**Objective:**
Scan the entries below and report only how many lines contain "pagando".

**Supplied information:**

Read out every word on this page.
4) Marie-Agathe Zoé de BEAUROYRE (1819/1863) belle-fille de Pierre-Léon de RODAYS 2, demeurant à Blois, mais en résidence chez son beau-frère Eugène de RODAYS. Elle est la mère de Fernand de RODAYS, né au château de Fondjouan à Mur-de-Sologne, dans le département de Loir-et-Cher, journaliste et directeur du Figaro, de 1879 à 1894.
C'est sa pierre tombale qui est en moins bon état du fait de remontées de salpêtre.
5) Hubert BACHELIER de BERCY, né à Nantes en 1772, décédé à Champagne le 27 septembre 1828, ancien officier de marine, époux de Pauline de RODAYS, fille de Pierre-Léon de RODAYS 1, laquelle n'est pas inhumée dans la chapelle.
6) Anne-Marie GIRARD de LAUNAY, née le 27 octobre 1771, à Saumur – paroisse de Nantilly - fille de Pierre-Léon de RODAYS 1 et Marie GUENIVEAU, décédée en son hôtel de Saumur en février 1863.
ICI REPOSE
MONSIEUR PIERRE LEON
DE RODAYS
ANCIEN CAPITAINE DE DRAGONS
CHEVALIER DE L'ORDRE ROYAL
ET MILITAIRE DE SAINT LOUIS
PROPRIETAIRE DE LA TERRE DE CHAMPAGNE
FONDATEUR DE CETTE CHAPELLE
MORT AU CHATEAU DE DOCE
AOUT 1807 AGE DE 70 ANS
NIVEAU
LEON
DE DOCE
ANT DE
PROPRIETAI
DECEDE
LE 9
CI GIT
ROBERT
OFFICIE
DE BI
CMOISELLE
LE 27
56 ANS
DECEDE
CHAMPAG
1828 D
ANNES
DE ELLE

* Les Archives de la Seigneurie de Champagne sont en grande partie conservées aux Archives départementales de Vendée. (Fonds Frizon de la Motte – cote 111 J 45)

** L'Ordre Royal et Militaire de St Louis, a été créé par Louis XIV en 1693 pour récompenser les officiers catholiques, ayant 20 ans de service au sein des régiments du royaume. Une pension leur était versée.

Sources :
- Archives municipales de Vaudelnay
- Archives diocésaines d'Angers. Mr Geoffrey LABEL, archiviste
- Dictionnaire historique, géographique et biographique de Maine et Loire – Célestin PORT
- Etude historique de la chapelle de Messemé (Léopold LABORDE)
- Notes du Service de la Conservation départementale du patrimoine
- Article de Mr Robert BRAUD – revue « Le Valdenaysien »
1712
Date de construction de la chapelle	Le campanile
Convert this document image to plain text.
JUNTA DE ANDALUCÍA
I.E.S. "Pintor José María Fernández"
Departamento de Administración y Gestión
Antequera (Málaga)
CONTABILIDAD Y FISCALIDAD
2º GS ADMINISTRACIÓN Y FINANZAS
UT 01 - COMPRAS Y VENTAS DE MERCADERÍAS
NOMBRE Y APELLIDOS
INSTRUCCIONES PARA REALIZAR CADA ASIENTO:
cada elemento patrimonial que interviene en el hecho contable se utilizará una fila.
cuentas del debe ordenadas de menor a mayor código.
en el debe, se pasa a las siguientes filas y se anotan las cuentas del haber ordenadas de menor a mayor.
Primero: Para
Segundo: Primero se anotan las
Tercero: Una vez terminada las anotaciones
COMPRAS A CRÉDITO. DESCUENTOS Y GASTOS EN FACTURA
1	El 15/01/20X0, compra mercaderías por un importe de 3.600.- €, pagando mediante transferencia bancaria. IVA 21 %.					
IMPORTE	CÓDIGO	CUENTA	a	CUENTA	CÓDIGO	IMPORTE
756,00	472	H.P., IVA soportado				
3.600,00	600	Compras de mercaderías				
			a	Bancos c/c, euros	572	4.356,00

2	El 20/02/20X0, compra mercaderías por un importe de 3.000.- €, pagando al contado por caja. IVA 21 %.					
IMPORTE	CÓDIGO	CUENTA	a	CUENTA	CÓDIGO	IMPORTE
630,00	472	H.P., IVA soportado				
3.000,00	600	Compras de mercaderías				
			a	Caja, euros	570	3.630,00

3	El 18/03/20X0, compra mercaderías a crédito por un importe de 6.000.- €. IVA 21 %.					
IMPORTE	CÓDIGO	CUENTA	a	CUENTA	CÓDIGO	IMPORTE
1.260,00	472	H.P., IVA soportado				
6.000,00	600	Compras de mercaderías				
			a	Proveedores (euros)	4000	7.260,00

**Result below:**
2